### RECORDS FOR PROCESSING ###

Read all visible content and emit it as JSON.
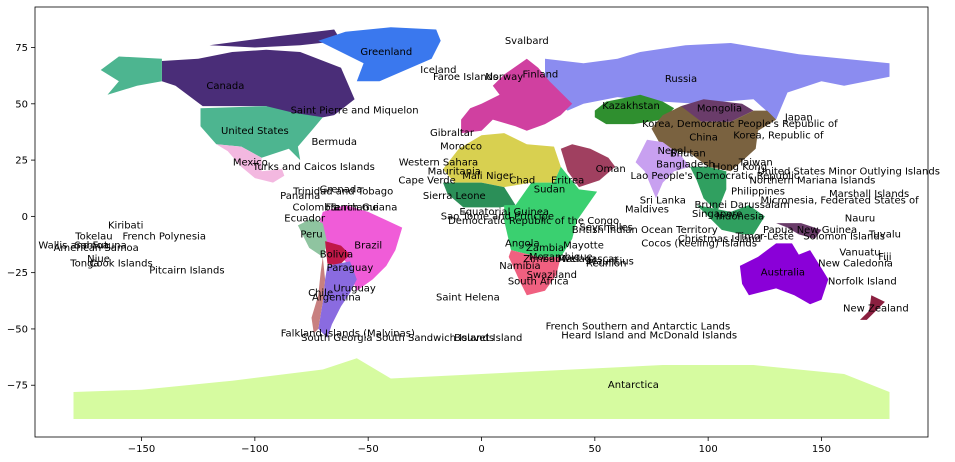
{
  "chart_data": {
    "type": "map",
    "xlim": [
      -197,
      197
    ],
    "ylim": [
      -98,
      93
    ],
    "x_ticks": [
      -150,
      -100,
      -50,
      0,
      50,
      100,
      150
    ],
    "y_ticks": [
      75,
      50,
      25,
      0,
      -25,
      -50,
      -75
    ],
    "x_tick_labels": [
      "−150",
      "−100",
      "−50",
      "0",
      "50",
      "100",
      "150"
    ],
    "y_tick_labels": [
      "75",
      "50",
      "25",
      "0",
      "−25",
      "−50",
      "−75"
    ],
    "grid": false,
    "country_labels": [
      {
        "name": "Svalbard",
        "lon": 20,
        "lat": 78
      },
      {
        "name": "Greenland",
        "lon": -42,
        "lat": 73
      },
      {
        "name": "Russia",
        "lon": 88,
        "lat": 61
      },
      {
        "name": "Canada",
        "lon": -113,
        "lat": 58
      },
      {
        "name": "Iceland",
        "lon": -19,
        "lat": 65
      },
      {
        "name": "Faroe Islands",
        "lon": -7,
        "lat": 62
      },
      {
        "name": "Norway",
        "lon": 10,
        "lat": 62
      },
      {
        "name": "Finland",
        "lon": 26,
        "lat": 63
      },
      {
        "name": "Kazakhstan",
        "lon": 66,
        "lat": 49
      },
      {
        "name": "Mongolia",
        "lon": 105,
        "lat": 48
      },
      {
        "name": "Japan",
        "lon": 140,
        "lat": 44
      },
      {
        "name": "Saint Pierre and Miquelon",
        "lon": -56,
        "lat": 47
      },
      {
        "name": "United States",
        "lon": -100,
        "lat": 38
      },
      {
        "name": "Korea, Democratic People's Republic of",
        "lon": 114,
        "lat": 41
      },
      {
        "name": "China",
        "lon": 98,
        "lat": 35
      },
      {
        "name": "Korea, Republic of",
        "lon": 131,
        "lat": 36
      },
      {
        "name": "Bermuda",
        "lon": -65,
        "lat": 33
      },
      {
        "name": "Gibraltar",
        "lon": -13,
        "lat": 37
      },
      {
        "name": "Morocco",
        "lon": -9,
        "lat": 31
      },
      {
        "name": "Western Sahara",
        "lon": -19,
        "lat": 24
      },
      {
        "name": "Mauritania",
        "lon": -12,
        "lat": 20
      },
      {
        "name": "Mexico",
        "lon": -102,
        "lat": 24
      },
      {
        "name": "Turks and Caicos Islands",
        "lon": -74,
        "lat": 22
      },
      {
        "name": "Mali",
        "lon": -4,
        "lat": 18
      },
      {
        "name": "Niger",
        "lon": 8,
        "lat": 18
      },
      {
        "name": "Chad",
        "lon": 18,
        "lat": 16
      },
      {
        "name": "Eritrea",
        "lon": 38,
        "lat": 16
      },
      {
        "name": "Sudan",
        "lon": 30,
        "lat": 12
      },
      {
        "name": "Oman",
        "lon": 57,
        "lat": 21
      },
      {
        "name": "Nepal",
        "lon": 84,
        "lat": 29
      },
      {
        "name": "Bhutan",
        "lon": 91,
        "lat": 28
      },
      {
        "name": "Taiwan",
        "lon": 121,
        "lat": 24
      },
      {
        "name": "Bangladesh",
        "lon": 90,
        "lat": 23
      },
      {
        "name": "Hong Kong",
        "lon": 114,
        "lat": 22
      },
      {
        "name": "Lao People's Democratic Republic",
        "lon": 103,
        "lat": 18
      },
      {
        "name": "Northern Mariana Islands",
        "lon": 146,
        "lat": 16
      },
      {
        "name": "United States Minor Outlying Islands",
        "lon": 162,
        "lat": 20
      },
      {
        "name": "Marshall Islands",
        "lon": 171,
        "lat": 10
      },
      {
        "name": "Micronesia, Federated States of",
        "lon": 158,
        "lat": 7
      },
      {
        "name": "Cape Verde",
        "lon": -24,
        "lat": 16
      },
      {
        "name": "Grenada",
        "lon": -62,
        "lat": 12
      },
      {
        "name": "Trinidad and Tobago",
        "lon": -61,
        "lat": 11
      },
      {
        "name": "Panama",
        "lon": -80,
        "lat": 9
      },
      {
        "name": "Colombia",
        "lon": -73,
        "lat": 4
      },
      {
        "name": "Suriname",
        "lon": -56,
        "lat": 4
      },
      {
        "name": "French Guiana",
        "lon": -53,
        "lat": 4
      },
      {
        "name": "Sierra Leone",
        "lon": -12,
        "lat": 9
      },
      {
        "name": "Maldives",
        "lon": 73,
        "lat": 3
      },
      {
        "name": "Sri Lanka",
        "lon": 80,
        "lat": 7
      },
      {
        "name": "Singapore",
        "lon": 104,
        "lat": 1
      },
      {
        "name": "Brunei Darussalam",
        "lon": 115,
        "lat": 5
      },
      {
        "name": "Philippines",
        "lon": 122,
        "lat": 11
      },
      {
        "name": "Indonesia",
        "lon": 114,
        "lat": 0
      },
      {
        "name": "Ecuador",
        "lon": -78,
        "lat": -1
      },
      {
        "name": "Sao Tome and Principe",
        "lon": 7,
        "lat": 0
      },
      {
        "name": "Equatorial Guinea",
        "lon": 10,
        "lat": 2
      },
      {
        "name": "Democratic Republic of the Congo",
        "lon": 23,
        "lat": -2
      },
      {
        "name": "Nauru",
        "lon": 167,
        "lat": -1
      },
      {
        "name": "Kiribati",
        "lon": -157,
        "lat": -4
      },
      {
        "name": "Tokelau",
        "lon": -171,
        "lat": -9
      },
      {
        "name": "French Polynesia",
        "lon": -140,
        "lat": -9
      },
      {
        "name": "Peru",
        "lon": -75,
        "lat": -8
      },
      {
        "name": "Brazil",
        "lon": -50,
        "lat": -13
      },
      {
        "name": "Seychelles",
        "lon": 55,
        "lat": -5
      },
      {
        "name": "British Indian Ocean Territory",
        "lon": 72,
        "lat": -6
      },
      {
        "name": "Cocos (Keeling) Islands",
        "lon": 96,
        "lat": -12
      },
      {
        "name": "Christmas Island",
        "lon": 105,
        "lat": -10
      },
      {
        "name": "Timor-Leste",
        "lon": 125,
        "lat": -9
      },
      {
        "name": "Papua New Guinea",
        "lon": 145,
        "lat": -6
      },
      {
        "name": "Solomon Islands",
        "lon": 160,
        "lat": -9
      },
      {
        "name": "Tuvalu",
        "lon": 178,
        "lat": -8
      },
      {
        "name": "Wallis and Futuna",
        "lon": -176,
        "lat": -13
      },
      {
        "name": "American Samoa",
        "lon": -170,
        "lat": -14
      },
      {
        "name": "Samoa",
        "lon": -172,
        "lat": -13
      },
      {
        "name": "Niue",
        "lon": -169,
        "lat": -19
      },
      {
        "name": "Tonga",
        "lon": -175,
        "lat": -21
      },
      {
        "name": "Cook Islands",
        "lon": -159,
        "lat": -21
      },
      {
        "name": "Pitcairn Islands",
        "lon": -130,
        "lat": -24
      },
      {
        "name": "Bolivia",
        "lon": -64,
        "lat": -17
      },
      {
        "name": "Paraguay",
        "lon": -58,
        "lat": -23
      },
      {
        "name": "Angola",
        "lon": 18,
        "lat": -12
      },
      {
        "name": "Zambia",
        "lon": 28,
        "lat": -14
      },
      {
        "name": "Mayotte",
        "lon": 45,
        "lat": -13
      },
      {
        "name": "Zimbabwe",
        "lon": 30,
        "lat": -19
      },
      {
        "name": "Mozambique",
        "lon": 35,
        "lat": -18
      },
      {
        "name": "Madagascar",
        "lon": 47,
        "lat": -19
      },
      {
        "name": "Mauritius",
        "lon": 57,
        "lat": -20
      },
      {
        "name": "Reunion",
        "lon": 55,
        "lat": -21
      },
      {
        "name": "Namibia",
        "lon": 17,
        "lat": -22
      },
      {
        "name": "Swaziland",
        "lon": 31,
        "lat": -26
      },
      {
        "name": "South Africa",
        "lon": 25,
        "lat": -29
      },
      {
        "name": "Australia",
        "lon": 133,
        "lat": -25
      },
      {
        "name": "Vanuatu",
        "lon": 167,
        "lat": -16
      },
      {
        "name": "Fiji",
        "lon": 178,
        "lat": -18
      },
      {
        "name": "New Caledonia",
        "lon": 165,
        "lat": -21
      },
      {
        "name": "Norfolk Island",
        "lon": 168,
        "lat": -29
      },
      {
        "name": "Uruguay",
        "lon": -56,
        "lat": -32
      },
      {
        "name": "Chile",
        "lon": -71,
        "lat": -34
      },
      {
        "name": "Argentina",
        "lon": -64,
        "lat": -36
      },
      {
        "name": "Saint Helena",
        "lon": -6,
        "lat": -36
      },
      {
        "name": "New Zealand",
        "lon": 174,
        "lat": -41
      },
      {
        "name": "Falkland Islands (Malvinas)",
        "lon": -59,
        "lat": -52
      },
      {
        "name": "South Georgia South Sandwich Islands",
        "lon": -37,
        "lat": -54
      },
      {
        "name": "Bouvet Island",
        "lon": 3,
        "lat": -54
      },
      {
        "name": "French Southern and Antarctic Lands",
        "lon": 69,
        "lat": -49
      },
      {
        "name": "Heard Island and McDonald Islands",
        "lon": 74,
        "lat": -53
      },
      {
        "name": "Antarctica",
        "lon": 67,
        "lat": -75
      }
    ],
    "regions": [
      {
        "name": "Antarctica",
        "color": "#d6fba0"
      },
      {
        "name": "Canada",
        "color": "#4a2d78"
      },
      {
        "name": "United States",
        "color": "#4db590"
      },
      {
        "name": "Greenland",
        "color": "#3a78ee"
      },
      {
        "name": "Russia",
        "color": "#8b8cf0"
      },
      {
        "name": "China",
        "color": "#7a6240"
      },
      {
        "name": "Mongolia",
        "color": "#6a3c6a"
      },
      {
        "name": "Kazakhstan",
        "color": "#2f8f2f"
      },
      {
        "name": "Mexico",
        "color": "#f3b8e0"
      },
      {
        "name": "Brazil",
        "color": "#f05cd8"
      },
      {
        "name": "Peru",
        "color": "#8fc4a0"
      },
      {
        "name": "Bolivia",
        "color": "#c01848"
      },
      {
        "name": "Argentina",
        "color": "#8a6be0"
      },
      {
        "name": "Chile",
        "color": "#c88080"
      },
      {
        "name": "Australia",
        "color": "#8a00d8"
      },
      {
        "name": "New Zealand",
        "color": "#8b2040"
      },
      {
        "name": "Africa-north",
        "color": "#d8d050"
      },
      {
        "name": "Africa-west",
        "color": "#2b8f58"
      },
      {
        "name": "Africa-central",
        "color": "#3ad070"
      },
      {
        "name": "Africa-south",
        "color": "#f06080"
      },
      {
        "name": "Europe",
        "color": "#d040a0"
      },
      {
        "name": "Arabia",
        "color": "#a04060"
      },
      {
        "name": "India",
        "color": "#c8a0f0"
      },
      {
        "name": "SE Asia",
        "color": "#30a060"
      }
    ]
  }
}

###

● **SET PROBLEM**:
The word "French" may appear on some lines of these records; state how many such lines there are, and nothing else.

● **RESULT OF THIS TASK**:
3